WHAT YOU SHOULD DO:
Pictures stay out of the copy; set down each line of the listing below exactly.

(Collected data entries)
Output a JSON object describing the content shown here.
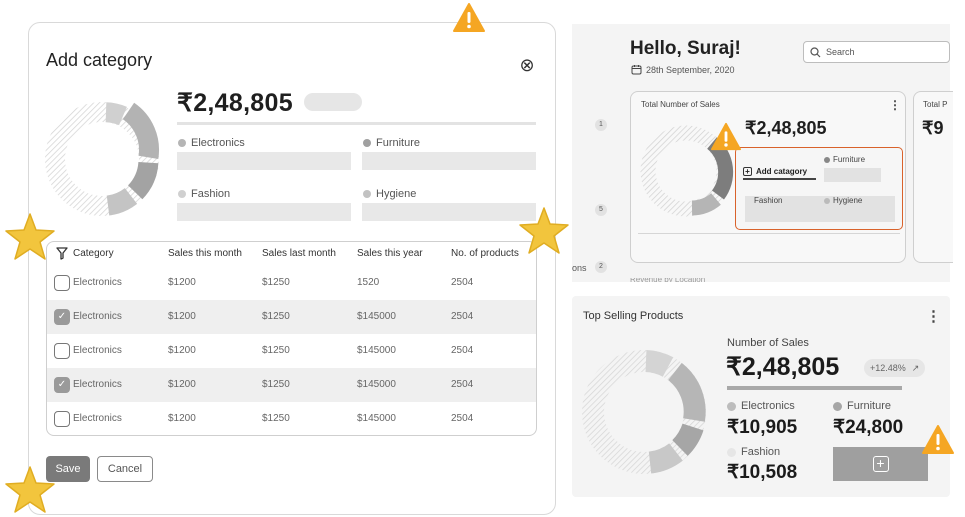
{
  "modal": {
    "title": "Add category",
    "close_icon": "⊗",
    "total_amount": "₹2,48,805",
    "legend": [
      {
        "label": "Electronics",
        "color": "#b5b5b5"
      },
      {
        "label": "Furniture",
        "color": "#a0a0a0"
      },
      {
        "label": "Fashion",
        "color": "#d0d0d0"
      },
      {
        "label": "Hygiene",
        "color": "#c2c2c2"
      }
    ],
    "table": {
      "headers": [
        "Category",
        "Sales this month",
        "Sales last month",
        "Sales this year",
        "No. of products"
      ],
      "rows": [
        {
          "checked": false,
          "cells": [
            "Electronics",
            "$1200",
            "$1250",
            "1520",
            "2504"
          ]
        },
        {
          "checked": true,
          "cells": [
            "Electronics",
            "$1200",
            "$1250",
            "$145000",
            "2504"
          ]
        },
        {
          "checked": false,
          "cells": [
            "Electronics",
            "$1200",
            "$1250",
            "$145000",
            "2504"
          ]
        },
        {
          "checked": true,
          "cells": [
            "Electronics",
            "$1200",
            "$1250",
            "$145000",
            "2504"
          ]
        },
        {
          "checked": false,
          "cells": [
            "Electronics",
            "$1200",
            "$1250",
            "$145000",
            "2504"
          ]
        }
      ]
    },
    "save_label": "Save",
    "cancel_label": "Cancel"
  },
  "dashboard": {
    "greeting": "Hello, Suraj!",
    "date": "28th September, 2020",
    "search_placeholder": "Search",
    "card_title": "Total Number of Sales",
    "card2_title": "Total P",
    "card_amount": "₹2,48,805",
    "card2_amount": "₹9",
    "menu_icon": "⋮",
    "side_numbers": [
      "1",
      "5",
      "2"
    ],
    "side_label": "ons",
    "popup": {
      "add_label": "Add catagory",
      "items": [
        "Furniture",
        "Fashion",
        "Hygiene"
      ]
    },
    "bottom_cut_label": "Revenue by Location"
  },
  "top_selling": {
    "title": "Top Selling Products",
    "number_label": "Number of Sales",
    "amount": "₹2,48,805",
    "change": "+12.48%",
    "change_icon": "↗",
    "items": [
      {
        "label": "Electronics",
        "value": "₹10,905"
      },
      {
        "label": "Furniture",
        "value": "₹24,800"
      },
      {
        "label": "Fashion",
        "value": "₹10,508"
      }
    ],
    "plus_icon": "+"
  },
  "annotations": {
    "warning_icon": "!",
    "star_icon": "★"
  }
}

ANSWER TO THIS TASK:
Output a JSON object describing the content shown here.
{
  "modal": {
    "title": "Add category",
    "close_icon": "⊗",
    "total_amount": "₹2,48,805",
    "legend": [
      {
        "label": "Electronics",
        "color": "#b5b5b5"
      },
      {
        "label": "Furniture",
        "color": "#a0a0a0"
      },
      {
        "label": "Fashion",
        "color": "#d0d0d0"
      },
      {
        "label": "Hygiene",
        "color": "#c2c2c2"
      }
    ],
    "table": {
      "headers": [
        "Category",
        "Sales this month",
        "Sales last month",
        "Sales this year",
        "No. of products"
      ],
      "rows": [
        {
          "checked": false,
          "cells": [
            "Electronics",
            "$1200",
            "$1250",
            "1520",
            "2504"
          ]
        },
        {
          "checked": true,
          "cells": [
            "Electronics",
            "$1200",
            "$1250",
            "$145000",
            "2504"
          ]
        },
        {
          "checked": false,
          "cells": [
            "Electronics",
            "$1200",
            "$1250",
            "$145000",
            "2504"
          ]
        },
        {
          "checked": true,
          "cells": [
            "Electronics",
            "$1200",
            "$1250",
            "$145000",
            "2504"
          ]
        },
        {
          "checked": false,
          "cells": [
            "Electronics",
            "$1200",
            "$1250",
            "$145000",
            "2504"
          ]
        }
      ]
    },
    "save_label": "Save",
    "cancel_label": "Cancel"
  },
  "dashboard": {
    "greeting": "Hello, Suraj!",
    "date": "28th September, 2020",
    "search_placeholder": "Search",
    "card_title": "Total Number of Sales",
    "card2_title": "Total P",
    "card_amount": "₹2,48,805",
    "card2_amount": "₹9",
    "menu_icon": "⋮",
    "side_numbers": [
      "1",
      "5",
      "2"
    ],
    "side_label": "ons",
    "popup": {
      "add_label": "Add catagory",
      "items": [
        "Furniture",
        "Fashion",
        "Hygiene"
      ]
    },
    "bottom_cut_label": "Revenue by Location"
  },
  "top_selling": {
    "title": "Top Selling Products",
    "number_label": "Number of Sales",
    "amount": "₹2,48,805",
    "change": "+12.48%",
    "change_icon": "↗",
    "items": [
      {
        "label": "Electronics",
        "value": "₹10,905"
      },
      {
        "label": "Furniture",
        "value": "₹24,800"
      },
      {
        "label": "Fashion",
        "value": "₹10,508"
      }
    ],
    "plus_icon": "+"
  },
  "annotations": {
    "warning_icon": "!",
    "star_icon": "★"
  }
}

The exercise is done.